WHAT YOU NEED TO DO
Print the entries below word for word; the pictures stay out of your copy.

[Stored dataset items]
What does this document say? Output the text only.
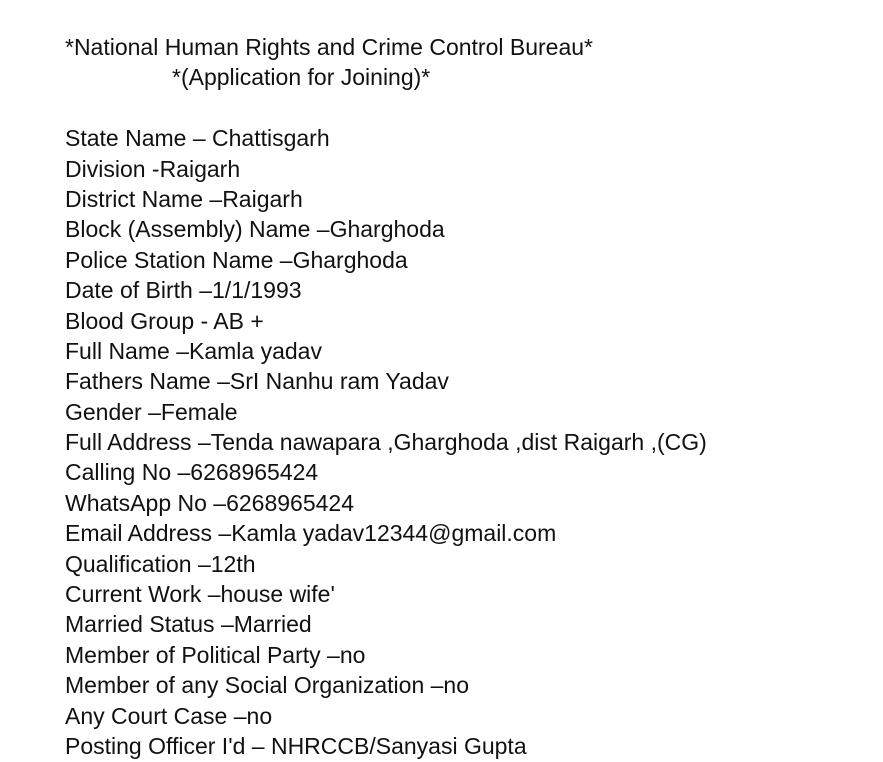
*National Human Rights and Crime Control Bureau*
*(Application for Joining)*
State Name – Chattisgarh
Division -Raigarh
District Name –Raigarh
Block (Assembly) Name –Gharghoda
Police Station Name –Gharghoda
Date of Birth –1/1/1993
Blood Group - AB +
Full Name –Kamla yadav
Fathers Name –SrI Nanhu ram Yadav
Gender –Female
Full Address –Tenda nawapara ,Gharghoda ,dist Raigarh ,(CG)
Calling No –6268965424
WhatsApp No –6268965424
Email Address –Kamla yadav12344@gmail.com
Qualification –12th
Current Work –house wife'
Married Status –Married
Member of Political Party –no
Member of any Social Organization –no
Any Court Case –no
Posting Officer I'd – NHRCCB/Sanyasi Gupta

SOLUTION TO THE EXERCISE
What does this document say? Output the text only.
*National Human Rights and Crime Control Bureau*
*(Application for Joining)*
State Name – Chattisgarh
Division -Raigarh
District Name –Raigarh
Block (Assembly) Name –Gharghoda
Police Station Name –Gharghoda
Date of Birth –1/1/1993
Blood Group - AB +
Full Name –Kamla yadav
Fathers Name –SrI Nanhu ram Yadav
Gender –Female
Full Address –Tenda nawapara ,Gharghoda ,dist Raigarh ,(CG)
Calling No –6268965424
WhatsApp No –6268965424
Email Address –Kamla yadav12344@gmail.com
Qualification –12th
Current Work –house wife'
Married Status –Married
Member of Political Party –no
Member of any Social Organization –no
Any Court Case –no
Posting Officer I'd – NHRCCB/Sanyasi Gupta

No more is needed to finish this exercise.